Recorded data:

** Start **

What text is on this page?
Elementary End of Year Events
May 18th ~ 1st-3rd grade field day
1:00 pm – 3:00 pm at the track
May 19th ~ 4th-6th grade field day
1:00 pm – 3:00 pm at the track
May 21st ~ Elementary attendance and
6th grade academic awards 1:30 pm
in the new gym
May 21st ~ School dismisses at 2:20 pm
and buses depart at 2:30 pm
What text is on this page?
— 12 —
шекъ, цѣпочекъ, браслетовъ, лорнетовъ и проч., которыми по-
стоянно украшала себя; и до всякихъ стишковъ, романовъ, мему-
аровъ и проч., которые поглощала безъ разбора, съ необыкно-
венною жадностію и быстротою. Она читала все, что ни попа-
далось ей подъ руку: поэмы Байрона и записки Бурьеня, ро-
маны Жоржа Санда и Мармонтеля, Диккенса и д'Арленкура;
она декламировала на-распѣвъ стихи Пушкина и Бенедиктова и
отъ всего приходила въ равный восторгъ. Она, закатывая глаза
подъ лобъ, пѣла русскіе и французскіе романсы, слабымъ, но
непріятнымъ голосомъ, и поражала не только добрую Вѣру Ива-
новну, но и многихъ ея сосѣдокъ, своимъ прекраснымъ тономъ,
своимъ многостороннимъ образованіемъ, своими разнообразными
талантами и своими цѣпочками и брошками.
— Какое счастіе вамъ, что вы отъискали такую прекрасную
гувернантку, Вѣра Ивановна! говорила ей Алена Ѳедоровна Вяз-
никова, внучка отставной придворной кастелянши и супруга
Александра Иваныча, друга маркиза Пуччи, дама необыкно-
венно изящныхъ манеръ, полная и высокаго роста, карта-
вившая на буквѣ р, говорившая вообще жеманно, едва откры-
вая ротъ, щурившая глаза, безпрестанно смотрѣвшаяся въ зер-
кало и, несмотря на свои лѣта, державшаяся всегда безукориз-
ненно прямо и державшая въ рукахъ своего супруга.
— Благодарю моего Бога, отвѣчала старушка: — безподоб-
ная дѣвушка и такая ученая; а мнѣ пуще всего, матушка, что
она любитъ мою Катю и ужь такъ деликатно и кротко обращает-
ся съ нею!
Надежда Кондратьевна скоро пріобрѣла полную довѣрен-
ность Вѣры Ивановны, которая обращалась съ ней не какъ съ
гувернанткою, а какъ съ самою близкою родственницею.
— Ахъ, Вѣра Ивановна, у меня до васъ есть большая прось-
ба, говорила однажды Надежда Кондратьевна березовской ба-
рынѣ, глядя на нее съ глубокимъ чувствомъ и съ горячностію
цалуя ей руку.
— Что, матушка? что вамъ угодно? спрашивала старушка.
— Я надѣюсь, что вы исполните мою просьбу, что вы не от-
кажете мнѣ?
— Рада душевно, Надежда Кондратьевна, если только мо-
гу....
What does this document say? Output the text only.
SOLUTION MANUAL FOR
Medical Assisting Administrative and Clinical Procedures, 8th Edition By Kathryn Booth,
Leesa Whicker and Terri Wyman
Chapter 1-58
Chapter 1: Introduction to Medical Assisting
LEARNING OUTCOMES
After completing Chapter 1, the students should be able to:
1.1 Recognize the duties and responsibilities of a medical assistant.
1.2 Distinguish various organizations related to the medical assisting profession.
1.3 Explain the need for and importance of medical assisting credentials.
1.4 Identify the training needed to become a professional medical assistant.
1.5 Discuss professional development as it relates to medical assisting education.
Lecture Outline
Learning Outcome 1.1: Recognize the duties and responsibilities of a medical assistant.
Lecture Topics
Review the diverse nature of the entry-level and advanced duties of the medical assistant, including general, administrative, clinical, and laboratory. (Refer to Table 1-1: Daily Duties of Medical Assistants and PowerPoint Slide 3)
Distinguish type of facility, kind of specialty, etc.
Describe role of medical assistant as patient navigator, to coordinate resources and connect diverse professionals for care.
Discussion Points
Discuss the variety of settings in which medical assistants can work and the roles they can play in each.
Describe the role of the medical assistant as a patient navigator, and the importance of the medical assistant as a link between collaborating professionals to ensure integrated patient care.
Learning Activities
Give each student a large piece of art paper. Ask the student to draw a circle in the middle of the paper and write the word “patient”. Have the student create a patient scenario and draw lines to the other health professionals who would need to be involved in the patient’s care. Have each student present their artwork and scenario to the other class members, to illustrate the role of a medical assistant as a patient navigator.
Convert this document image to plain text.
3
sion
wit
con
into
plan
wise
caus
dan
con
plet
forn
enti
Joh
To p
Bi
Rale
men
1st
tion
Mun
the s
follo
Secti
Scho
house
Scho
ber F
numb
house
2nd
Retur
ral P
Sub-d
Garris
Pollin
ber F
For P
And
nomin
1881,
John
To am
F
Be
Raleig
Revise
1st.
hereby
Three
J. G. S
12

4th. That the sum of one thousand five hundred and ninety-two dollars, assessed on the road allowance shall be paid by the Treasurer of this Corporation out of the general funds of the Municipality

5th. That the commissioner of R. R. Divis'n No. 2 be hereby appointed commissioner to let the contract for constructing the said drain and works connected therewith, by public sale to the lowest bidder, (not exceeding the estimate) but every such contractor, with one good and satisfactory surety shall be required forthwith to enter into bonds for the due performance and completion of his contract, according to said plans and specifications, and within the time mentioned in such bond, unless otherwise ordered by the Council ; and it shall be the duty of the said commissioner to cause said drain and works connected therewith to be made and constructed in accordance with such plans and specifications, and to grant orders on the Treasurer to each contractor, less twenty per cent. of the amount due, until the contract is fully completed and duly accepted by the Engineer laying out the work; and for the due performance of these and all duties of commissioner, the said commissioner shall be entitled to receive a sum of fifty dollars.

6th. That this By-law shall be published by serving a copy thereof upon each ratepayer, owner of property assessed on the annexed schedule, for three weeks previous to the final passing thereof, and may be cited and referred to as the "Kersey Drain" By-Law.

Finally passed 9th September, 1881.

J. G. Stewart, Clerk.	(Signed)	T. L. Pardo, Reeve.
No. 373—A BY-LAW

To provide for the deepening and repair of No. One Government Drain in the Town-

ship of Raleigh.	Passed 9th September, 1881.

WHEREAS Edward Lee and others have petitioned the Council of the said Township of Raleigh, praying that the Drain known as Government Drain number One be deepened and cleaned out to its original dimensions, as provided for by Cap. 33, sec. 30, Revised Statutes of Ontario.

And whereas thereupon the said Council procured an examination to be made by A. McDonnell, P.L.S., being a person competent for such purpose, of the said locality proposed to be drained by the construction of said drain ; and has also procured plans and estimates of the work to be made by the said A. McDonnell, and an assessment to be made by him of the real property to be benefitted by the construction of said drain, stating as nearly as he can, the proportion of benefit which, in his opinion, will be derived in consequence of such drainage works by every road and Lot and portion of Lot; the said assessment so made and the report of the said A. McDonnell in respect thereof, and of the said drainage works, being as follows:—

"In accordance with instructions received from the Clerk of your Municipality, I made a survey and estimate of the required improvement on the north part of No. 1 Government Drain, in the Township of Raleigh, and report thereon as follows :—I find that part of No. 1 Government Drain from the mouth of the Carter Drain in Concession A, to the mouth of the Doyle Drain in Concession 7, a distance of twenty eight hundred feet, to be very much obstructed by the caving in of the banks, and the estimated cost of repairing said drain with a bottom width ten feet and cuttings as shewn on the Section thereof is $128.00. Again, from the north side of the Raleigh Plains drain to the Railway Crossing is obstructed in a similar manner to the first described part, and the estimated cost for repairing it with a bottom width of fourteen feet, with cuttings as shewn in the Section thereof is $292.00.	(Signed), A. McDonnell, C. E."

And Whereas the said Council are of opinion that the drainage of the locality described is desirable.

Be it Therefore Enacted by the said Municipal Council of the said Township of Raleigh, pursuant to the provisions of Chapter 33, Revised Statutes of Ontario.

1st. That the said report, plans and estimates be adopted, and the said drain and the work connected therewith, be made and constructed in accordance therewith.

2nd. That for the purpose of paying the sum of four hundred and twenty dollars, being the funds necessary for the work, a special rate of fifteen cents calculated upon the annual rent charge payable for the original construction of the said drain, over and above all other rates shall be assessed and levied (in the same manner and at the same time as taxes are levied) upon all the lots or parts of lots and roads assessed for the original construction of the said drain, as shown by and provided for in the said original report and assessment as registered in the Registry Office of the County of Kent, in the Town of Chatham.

** End **

Provide the count, and nothing else, of lines in the data above where the word "diverse" occurs.

2